#### [DIRECTION]
Write out each line exactly as it stands, please.

#### [ROWS]
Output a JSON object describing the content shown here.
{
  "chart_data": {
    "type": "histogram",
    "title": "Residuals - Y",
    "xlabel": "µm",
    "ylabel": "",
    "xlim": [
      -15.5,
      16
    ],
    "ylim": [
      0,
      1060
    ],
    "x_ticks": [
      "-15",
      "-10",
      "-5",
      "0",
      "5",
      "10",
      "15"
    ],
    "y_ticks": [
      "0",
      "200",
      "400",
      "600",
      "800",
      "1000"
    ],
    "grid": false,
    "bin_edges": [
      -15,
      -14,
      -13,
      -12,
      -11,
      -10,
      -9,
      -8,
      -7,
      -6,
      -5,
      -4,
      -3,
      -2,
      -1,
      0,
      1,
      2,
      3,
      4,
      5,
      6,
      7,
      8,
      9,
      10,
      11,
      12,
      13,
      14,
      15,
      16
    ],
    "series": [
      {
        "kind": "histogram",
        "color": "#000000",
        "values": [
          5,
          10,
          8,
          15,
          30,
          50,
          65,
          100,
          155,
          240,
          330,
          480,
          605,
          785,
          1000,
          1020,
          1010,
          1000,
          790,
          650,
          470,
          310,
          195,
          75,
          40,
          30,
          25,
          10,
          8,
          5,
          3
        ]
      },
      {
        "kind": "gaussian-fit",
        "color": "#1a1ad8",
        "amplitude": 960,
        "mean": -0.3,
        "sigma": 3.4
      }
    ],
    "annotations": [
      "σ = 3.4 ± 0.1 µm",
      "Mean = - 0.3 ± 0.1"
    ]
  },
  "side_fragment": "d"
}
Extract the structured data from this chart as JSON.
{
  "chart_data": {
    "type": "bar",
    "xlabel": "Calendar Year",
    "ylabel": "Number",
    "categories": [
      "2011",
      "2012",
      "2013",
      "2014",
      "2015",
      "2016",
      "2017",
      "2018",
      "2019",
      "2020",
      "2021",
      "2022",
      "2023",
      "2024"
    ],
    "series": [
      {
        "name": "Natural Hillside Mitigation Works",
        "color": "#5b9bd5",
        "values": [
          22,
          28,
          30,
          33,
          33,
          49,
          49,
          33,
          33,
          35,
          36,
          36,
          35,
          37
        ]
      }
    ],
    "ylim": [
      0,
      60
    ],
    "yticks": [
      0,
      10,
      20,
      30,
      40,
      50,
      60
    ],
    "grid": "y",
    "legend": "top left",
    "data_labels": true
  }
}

#### [ANSWER TO THIS PROBLEM]
Output a JSON object describing the content shown here.
{
  "chart_data": {
    "type": "histogram",
    "title": "Residuals - Y",
    "xlabel": "µm",
    "ylabel": "",
    "xlim": [
      -15.5,
      16
    ],
    "ylim": [
      0,
      1060
    ],
    "x_ticks": [
      "-15",
      "-10",
      "-5",
      "0",
      "5",
      "10",
      "15"
    ],
    "y_ticks": [
      "0",
      "200",
      "400",
      "600",
      "800",
      "1000"
    ],
    "grid": false,
    "bin_edges": [
      -15,
      -14,
      -13,
      -12,
      -11,
      -10,
      -9,
      -8,
      -7,
      -6,
      -5,
      -4,
      -3,
      -2,
      -1,
      0,
      1,
      2,
      3,
      4,
      5,
      6,
      7,
      8,
      9,
      10,
      11,
      12,
      13,
      14,
      15,
      16
    ],
    "series": [
      {
        "kind": "histogram",
        "color": "#000000",
        "values": [
          5,
          10,
          8,
          15,
          30,
          50,
          65,
          100,
          155,
          240,
          330,
          480,
          605,
          785,
          1000,
          1020,
          1010,
          1000,
          790,
          650,
          470,
          310,
          195,
          75,
          40,
          30,
          25,
          10,
          8,
          5,
          3
        ]
      },
      {
        "kind": "gaussian-fit",
        "color": "#1a1ad8",
        "amplitude": 960,
        "mean": -0.3,
        "sigma": 3.4
      }
    ],
    "annotations": [
      "σ = 3.4 ± 0.1 µm",
      "Mean = - 0.3 ± 0.1"
    ]
  },
  "side_fragment": "d"
}
Extract the structured data from this chart as JSON.
{
  "chart_data": {
    "type": "bar",
    "xlabel": "Calendar Year",
    "ylabel": "Number",
    "categories": [
      "2011",
      "2012",
      "2013",
      "2014",
      "2015",
      "2016",
      "2017",
      "2018",
      "2019",
      "2020",
      "2021",
      "2022",
      "2023",
      "2024"
    ],
    "series": [
      {
        "name": "Natural Hillside Mitigation Works",
        "color": "#5b9bd5",
        "values": [
          22,
          28,
          30,
          33,
          33,
          49,
          49,
          33,
          33,
          35,
          36,
          36,
          35,
          37
        ]
      }
    ],
    "ylim": [
      0,
      60
    ],
    "yticks": [
      0,
      10,
      20,
      30,
      40,
      50,
      60
    ],
    "grid": "y",
    "legend": "top left",
    "data_labels": true
  }
}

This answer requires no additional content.